▶ AIM OF THE TASK
Your task is to restate the data word for word.

▶ Data items

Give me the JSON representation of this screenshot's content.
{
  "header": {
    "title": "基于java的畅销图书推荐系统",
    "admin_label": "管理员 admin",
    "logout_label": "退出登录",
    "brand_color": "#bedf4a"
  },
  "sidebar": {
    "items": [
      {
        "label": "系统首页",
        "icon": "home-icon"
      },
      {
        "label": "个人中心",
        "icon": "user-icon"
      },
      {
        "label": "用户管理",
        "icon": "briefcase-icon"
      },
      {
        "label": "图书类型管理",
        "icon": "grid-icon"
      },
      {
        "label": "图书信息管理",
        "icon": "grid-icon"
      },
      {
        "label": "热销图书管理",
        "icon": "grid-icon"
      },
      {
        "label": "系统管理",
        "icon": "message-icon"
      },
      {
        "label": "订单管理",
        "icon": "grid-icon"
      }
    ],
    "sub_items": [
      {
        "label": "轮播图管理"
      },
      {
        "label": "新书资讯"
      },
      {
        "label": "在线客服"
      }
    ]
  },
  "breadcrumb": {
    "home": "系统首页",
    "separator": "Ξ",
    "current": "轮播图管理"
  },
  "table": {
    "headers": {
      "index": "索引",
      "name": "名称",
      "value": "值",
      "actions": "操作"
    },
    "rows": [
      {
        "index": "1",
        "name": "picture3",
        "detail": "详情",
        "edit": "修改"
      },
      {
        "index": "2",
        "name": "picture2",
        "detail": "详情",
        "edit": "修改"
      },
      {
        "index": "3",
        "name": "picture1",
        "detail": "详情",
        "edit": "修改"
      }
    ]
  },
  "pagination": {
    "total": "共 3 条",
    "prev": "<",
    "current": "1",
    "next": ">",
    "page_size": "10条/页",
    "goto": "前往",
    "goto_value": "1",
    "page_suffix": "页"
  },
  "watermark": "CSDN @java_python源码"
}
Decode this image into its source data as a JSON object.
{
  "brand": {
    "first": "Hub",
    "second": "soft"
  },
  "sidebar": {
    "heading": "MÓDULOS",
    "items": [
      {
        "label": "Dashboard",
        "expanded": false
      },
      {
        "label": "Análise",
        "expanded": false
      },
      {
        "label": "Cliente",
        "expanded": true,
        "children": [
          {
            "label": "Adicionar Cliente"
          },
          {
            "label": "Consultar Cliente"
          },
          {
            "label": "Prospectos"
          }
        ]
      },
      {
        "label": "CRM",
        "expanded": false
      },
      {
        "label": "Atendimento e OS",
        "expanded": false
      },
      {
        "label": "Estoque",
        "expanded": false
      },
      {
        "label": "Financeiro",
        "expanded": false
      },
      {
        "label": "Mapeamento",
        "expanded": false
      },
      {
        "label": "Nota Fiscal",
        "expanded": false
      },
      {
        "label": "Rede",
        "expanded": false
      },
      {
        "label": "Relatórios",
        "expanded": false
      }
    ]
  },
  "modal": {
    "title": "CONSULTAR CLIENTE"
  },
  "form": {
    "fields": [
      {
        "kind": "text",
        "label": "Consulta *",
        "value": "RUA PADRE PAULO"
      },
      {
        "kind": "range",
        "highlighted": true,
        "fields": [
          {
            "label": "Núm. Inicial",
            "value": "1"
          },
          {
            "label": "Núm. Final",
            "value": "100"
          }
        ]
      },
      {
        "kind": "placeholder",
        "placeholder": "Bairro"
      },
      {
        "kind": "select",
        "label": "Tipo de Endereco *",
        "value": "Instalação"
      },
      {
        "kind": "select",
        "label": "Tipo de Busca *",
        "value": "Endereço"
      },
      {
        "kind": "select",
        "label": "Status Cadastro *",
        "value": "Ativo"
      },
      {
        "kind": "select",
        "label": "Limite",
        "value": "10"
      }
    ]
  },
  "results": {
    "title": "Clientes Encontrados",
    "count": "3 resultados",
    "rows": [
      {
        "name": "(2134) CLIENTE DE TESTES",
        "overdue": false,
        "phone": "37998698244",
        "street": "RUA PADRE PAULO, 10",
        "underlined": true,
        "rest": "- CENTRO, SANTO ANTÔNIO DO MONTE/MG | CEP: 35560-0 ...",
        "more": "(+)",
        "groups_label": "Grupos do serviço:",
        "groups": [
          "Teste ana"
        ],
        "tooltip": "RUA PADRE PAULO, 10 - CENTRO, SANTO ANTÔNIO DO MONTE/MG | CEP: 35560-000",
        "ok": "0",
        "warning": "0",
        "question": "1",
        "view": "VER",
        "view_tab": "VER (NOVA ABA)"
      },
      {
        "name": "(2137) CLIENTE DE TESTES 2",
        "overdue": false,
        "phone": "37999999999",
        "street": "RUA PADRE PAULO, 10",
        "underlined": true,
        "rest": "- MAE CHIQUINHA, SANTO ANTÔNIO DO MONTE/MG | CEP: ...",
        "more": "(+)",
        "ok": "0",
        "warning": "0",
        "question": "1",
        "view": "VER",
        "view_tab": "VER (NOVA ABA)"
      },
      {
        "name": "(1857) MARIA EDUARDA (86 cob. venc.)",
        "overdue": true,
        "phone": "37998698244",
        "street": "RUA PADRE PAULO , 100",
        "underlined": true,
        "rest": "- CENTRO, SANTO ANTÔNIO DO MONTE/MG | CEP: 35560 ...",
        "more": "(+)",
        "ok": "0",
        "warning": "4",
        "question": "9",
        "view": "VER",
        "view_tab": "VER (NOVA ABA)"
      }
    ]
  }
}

▶ SOLVED EXERCISE
Give me the JSON representation of this screenshot's content.
{
  "header": {
    "title": "基于java的畅销图书推荐系统",
    "admin_label": "管理员 admin",
    "logout_label": "退出登录",
    "brand_color": "#bedf4a"
  },
  "sidebar": {
    "items": [
      {
        "label": "系统首页",
        "icon": "home-icon"
      },
      {
        "label": "个人中心",
        "icon": "user-icon"
      },
      {
        "label": "用户管理",
        "icon": "briefcase-icon"
      },
      {
        "label": "图书类型管理",
        "icon": "grid-icon"
      },
      {
        "label": "图书信息管理",
        "icon": "grid-icon"
      },
      {
        "label": "热销图书管理",
        "icon": "grid-icon"
      },
      {
        "label": "系统管理",
        "icon": "message-icon"
      },
      {
        "label": "订单管理",
        "icon": "grid-icon"
      }
    ],
    "sub_items": [
      {
        "label": "轮播图管理"
      },
      {
        "label": "新书资讯"
      },
      {
        "label": "在线客服"
      }
    ]
  },
  "breadcrumb": {
    "home": "系统首页",
    "separator": "Ξ",
    "current": "轮播图管理"
  },
  "table": {
    "headers": {
      "index": "索引",
      "name": "名称",
      "value": "值",
      "actions": "操作"
    },
    "rows": [
      {
        "index": "1",
        "name": "picture3",
        "detail": "详情",
        "edit": "修改"
      },
      {
        "index": "2",
        "name": "picture2",
        "detail": "详情",
        "edit": "修改"
      },
      {
        "index": "3",
        "name": "picture1",
        "detail": "详情",
        "edit": "修改"
      }
    ]
  },
  "pagination": {
    "total": "共 3 条",
    "prev": "<",
    "current": "1",
    "next": ">",
    "page_size": "10条/页",
    "goto": "前往",
    "goto_value": "1",
    "page_suffix": "页"
  },
  "watermark": "CSDN @java_python源码"
}
Decode this image into its source data as a JSON object.
{
  "brand": {
    "first": "Hub",
    "second": "soft"
  },
  "sidebar": {
    "heading": "MÓDULOS",
    "items": [
      {
        "label": "Dashboard",
        "expanded": false
      },
      {
        "label": "Análise",
        "expanded": false
      },
      {
        "label": "Cliente",
        "expanded": true,
        "children": [
          {
            "label": "Adicionar Cliente"
          },
          {
            "label": "Consultar Cliente"
          },
          {
            "label": "Prospectos"
          }
        ]
      },
      {
        "label": "CRM",
        "expanded": false
      },
      {
        "label": "Atendimento e OS",
        "expanded": false
      },
      {
        "label": "Estoque",
        "expanded": false
      },
      {
        "label": "Financeiro",
        "expanded": false
      },
      {
        "label": "Mapeamento",
        "expanded": false
      },
      {
        "label": "Nota Fiscal",
        "expanded": false
      },
      {
        "label": "Rede",
        "expanded": false
      },
      {
        "label": "Relatórios",
        "expanded": false
      }
    ]
  },
  "modal": {
    "title": "CONSULTAR CLIENTE"
  },
  "form": {
    "fields": [
      {
        "kind": "text",
        "label": "Consulta *",
        "value": "RUA PADRE PAULO"
      },
      {
        "kind": "range",
        "highlighted": true,
        "fields": [
          {
            "label": "Núm. Inicial",
            "value": "1"
          },
          {
            "label": "Núm. Final",
            "value": "100"
          }
        ]
      },
      {
        "kind": "placeholder",
        "placeholder": "Bairro"
      },
      {
        "kind": "select",
        "label": "Tipo de Endereco *",
        "value": "Instalação"
      },
      {
        "kind": "select",
        "label": "Tipo de Busca *",
        "value": "Endereço"
      },
      {
        "kind": "select",
        "label": "Status Cadastro *",
        "value": "Ativo"
      },
      {
        "kind": "select",
        "label": "Limite",
        "value": "10"
      }
    ]
  },
  "results": {
    "title": "Clientes Encontrados",
    "count": "3 resultados",
    "rows": [
      {
        "name": "(2134) CLIENTE DE TESTES",
        "overdue": false,
        "phone": "37998698244",
        "street": "RUA PADRE PAULO, 10",
        "underlined": true,
        "rest": "- CENTRO, SANTO ANTÔNIO DO MONTE/MG | CEP: 35560-0 ...",
        "more": "(+)",
        "groups_label": "Grupos do serviço:",
        "groups": [
          "Teste ana"
        ],
        "tooltip": "RUA PADRE PAULO, 10 - CENTRO, SANTO ANTÔNIO DO MONTE/MG | CEP: 35560-000",
        "ok": "0",
        "warning": "0",
        "question": "1",
        "view": "VER",
        "view_tab": "VER (NOVA ABA)"
      },
      {
        "name": "(2137) CLIENTE DE TESTES 2",
        "overdue": false,
        "phone": "37999999999",
        "street": "RUA PADRE PAULO, 10",
        "underlined": true,
        "rest": "- MAE CHIQUINHA, SANTO ANTÔNIO DO MONTE/MG | CEP: ...",
        "more": "(+)",
        "ok": "0",
        "warning": "0",
        "question": "1",
        "view": "VER",
        "view_tab": "VER (NOVA ABA)"
      },
      {
        "name": "(1857) MARIA EDUARDA (86 cob. venc.)",
        "overdue": true,
        "phone": "37998698244",
        "street": "RUA PADRE PAULO , 100",
        "underlined": true,
        "rest": "- CENTRO, SANTO ANTÔNIO DO MONTE/MG | CEP: 35560 ...",
        "more": "(+)",
        "ok": "0",
        "warning": "4",
        "question": "9",
        "view": "VER",
        "view_tab": "VER (NOVA ABA)"
      }
    ]
  }
}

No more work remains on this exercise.